### Entries shown
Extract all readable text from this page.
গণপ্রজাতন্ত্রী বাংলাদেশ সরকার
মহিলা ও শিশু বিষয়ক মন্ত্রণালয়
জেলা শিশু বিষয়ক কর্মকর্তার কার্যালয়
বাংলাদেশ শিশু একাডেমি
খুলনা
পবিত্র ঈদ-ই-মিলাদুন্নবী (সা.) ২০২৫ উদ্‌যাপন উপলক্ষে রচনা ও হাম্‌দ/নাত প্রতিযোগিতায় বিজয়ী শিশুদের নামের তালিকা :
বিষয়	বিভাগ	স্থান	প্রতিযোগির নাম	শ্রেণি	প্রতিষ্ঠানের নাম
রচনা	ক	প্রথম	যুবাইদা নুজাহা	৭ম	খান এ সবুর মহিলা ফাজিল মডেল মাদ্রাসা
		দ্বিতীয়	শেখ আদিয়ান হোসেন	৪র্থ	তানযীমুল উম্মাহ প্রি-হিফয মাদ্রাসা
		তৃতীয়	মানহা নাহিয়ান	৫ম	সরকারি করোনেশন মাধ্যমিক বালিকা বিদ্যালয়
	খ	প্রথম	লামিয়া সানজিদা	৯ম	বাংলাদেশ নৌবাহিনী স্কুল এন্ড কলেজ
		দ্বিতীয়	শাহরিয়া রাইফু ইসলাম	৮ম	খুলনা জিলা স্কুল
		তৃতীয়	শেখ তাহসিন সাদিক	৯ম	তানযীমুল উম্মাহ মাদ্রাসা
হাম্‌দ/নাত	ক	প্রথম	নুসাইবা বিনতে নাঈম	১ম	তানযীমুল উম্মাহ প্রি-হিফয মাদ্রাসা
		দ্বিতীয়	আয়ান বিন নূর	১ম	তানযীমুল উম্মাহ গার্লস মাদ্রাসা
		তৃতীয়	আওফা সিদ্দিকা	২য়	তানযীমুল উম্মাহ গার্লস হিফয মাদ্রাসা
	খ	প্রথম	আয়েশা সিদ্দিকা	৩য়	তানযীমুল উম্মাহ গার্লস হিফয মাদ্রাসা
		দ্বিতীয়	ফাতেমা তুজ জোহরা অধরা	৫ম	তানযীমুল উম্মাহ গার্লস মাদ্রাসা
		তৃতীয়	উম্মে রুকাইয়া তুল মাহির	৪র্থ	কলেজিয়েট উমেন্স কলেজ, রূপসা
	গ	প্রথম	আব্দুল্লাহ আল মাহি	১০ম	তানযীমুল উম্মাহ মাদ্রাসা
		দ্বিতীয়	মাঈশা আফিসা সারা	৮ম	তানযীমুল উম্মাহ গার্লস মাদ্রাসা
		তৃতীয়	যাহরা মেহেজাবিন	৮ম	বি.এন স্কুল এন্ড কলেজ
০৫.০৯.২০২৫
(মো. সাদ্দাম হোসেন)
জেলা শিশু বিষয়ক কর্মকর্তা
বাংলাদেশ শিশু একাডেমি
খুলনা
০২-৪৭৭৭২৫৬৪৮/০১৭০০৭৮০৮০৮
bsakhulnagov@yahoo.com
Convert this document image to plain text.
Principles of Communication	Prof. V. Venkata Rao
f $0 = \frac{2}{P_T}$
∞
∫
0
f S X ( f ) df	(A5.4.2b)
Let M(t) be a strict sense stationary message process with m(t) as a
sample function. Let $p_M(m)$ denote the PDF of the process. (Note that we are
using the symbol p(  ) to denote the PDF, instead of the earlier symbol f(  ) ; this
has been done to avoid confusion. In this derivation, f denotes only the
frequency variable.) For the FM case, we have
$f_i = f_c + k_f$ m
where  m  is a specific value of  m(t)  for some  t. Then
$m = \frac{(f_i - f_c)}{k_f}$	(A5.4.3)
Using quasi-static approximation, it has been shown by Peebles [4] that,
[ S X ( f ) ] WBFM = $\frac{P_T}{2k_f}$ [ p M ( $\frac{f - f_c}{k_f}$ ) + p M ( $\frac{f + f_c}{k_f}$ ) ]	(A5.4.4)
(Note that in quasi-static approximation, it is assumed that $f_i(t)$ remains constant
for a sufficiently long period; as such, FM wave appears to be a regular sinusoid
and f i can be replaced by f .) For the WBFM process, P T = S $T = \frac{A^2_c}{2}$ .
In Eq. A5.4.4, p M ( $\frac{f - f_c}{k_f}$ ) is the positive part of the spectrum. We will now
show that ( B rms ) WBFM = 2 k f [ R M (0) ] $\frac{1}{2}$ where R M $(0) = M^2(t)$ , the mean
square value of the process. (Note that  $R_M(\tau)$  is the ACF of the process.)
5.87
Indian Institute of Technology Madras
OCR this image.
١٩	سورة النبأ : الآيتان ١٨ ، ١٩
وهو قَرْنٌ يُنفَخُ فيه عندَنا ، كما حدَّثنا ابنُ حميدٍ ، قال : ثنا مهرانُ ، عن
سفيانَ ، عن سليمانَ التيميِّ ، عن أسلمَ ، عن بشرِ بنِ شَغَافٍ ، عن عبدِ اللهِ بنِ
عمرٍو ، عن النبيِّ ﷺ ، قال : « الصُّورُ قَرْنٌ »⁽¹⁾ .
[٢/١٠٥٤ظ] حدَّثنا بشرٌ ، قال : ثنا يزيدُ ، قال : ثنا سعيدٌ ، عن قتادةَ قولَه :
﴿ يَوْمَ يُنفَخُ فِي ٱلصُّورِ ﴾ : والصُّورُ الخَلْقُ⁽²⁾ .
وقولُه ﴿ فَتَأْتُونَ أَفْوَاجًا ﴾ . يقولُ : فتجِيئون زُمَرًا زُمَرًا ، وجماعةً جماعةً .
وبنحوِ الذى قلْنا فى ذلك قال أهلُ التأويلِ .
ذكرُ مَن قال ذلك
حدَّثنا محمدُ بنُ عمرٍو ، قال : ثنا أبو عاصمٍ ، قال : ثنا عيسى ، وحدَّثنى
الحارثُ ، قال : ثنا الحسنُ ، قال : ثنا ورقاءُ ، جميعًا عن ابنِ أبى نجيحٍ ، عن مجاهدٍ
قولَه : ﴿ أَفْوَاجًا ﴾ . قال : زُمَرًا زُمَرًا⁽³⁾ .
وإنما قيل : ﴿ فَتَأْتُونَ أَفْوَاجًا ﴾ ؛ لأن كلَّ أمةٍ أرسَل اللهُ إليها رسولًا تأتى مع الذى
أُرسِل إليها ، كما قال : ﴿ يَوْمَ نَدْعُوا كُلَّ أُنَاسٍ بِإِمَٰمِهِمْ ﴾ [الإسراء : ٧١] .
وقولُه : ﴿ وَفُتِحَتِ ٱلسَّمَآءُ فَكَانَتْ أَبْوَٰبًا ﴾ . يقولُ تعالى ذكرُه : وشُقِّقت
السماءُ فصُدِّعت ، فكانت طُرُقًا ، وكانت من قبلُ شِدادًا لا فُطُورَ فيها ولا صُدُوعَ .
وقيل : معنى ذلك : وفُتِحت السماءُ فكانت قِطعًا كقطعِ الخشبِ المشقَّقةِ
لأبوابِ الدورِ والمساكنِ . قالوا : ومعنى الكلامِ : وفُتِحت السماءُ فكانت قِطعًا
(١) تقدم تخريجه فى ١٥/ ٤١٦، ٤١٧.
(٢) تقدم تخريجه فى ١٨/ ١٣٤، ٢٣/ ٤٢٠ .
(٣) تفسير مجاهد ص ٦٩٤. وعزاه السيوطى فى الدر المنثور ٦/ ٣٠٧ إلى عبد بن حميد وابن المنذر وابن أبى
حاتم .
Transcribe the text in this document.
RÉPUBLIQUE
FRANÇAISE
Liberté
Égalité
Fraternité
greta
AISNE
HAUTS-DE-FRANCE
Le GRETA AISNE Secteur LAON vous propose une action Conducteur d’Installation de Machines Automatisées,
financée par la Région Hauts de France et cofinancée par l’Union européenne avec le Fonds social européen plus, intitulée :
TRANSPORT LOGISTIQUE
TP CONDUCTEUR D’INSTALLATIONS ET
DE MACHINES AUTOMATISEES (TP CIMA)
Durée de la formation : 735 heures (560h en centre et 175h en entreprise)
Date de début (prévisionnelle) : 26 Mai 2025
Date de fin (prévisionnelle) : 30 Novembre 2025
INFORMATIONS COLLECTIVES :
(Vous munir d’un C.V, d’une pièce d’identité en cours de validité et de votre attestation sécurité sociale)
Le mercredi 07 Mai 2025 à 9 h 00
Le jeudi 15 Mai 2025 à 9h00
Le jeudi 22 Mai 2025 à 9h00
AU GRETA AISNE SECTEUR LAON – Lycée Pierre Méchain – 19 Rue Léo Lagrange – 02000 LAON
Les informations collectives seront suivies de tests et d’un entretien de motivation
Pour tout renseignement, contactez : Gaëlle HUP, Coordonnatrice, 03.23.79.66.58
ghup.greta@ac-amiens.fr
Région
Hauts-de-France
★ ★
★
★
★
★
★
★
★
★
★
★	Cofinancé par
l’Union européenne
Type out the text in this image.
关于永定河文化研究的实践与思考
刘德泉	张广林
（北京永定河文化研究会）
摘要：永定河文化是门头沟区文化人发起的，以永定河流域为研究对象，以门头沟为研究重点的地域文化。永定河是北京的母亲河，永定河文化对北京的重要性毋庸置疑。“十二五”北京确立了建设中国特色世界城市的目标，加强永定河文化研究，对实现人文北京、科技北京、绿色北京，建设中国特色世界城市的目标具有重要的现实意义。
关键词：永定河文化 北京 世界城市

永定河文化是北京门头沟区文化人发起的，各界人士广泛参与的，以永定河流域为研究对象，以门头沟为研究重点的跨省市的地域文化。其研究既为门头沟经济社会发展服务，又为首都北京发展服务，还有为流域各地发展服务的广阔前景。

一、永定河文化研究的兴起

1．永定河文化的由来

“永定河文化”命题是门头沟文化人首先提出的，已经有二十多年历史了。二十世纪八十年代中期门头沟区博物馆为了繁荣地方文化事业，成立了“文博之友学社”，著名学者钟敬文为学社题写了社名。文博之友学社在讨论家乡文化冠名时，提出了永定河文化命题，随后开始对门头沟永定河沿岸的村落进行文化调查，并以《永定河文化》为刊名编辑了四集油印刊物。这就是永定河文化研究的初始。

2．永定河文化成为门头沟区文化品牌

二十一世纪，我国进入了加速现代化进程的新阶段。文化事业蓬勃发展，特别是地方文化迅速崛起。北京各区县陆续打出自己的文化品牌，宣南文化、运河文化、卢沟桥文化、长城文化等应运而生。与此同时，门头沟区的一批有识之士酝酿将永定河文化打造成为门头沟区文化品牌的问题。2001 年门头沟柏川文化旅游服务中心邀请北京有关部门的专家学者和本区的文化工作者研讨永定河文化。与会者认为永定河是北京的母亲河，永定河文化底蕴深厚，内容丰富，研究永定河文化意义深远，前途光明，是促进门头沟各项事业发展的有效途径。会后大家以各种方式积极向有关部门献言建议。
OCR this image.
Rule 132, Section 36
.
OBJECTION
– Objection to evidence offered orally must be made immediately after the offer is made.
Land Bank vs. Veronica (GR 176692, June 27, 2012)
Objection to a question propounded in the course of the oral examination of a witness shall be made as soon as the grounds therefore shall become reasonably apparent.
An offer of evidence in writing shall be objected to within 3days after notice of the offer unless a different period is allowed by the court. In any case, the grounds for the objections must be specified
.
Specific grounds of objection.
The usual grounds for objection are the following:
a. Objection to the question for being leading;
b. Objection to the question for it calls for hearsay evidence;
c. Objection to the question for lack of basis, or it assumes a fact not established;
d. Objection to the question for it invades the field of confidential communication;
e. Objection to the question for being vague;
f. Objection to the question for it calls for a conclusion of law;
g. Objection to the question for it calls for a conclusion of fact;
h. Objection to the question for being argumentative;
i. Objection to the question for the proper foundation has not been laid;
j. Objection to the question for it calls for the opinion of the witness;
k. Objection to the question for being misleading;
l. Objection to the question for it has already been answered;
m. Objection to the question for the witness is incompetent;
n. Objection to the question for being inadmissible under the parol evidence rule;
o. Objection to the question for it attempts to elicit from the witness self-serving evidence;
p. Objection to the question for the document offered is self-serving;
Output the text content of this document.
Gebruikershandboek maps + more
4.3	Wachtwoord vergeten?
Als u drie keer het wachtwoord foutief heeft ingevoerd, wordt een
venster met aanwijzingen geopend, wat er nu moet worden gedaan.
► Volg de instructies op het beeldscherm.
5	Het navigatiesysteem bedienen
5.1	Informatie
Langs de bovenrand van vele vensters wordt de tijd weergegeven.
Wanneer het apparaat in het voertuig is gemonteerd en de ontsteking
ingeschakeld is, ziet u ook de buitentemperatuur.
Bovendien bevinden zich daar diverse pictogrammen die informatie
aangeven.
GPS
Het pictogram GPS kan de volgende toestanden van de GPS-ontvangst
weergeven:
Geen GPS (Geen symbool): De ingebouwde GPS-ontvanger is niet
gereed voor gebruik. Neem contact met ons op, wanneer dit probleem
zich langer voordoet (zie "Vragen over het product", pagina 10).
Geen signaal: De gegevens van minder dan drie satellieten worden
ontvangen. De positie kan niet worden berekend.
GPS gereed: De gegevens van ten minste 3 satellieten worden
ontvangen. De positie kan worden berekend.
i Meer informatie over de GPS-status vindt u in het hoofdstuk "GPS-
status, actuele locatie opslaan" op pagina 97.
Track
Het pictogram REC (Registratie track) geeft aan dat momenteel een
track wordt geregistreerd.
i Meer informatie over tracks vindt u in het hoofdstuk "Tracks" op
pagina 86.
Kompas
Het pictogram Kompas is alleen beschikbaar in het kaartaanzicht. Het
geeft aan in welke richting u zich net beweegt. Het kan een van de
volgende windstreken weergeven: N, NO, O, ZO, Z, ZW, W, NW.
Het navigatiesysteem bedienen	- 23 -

### What you should do
Read the data above and count the lines that include "pagina". Answer only with the count.

### Response
3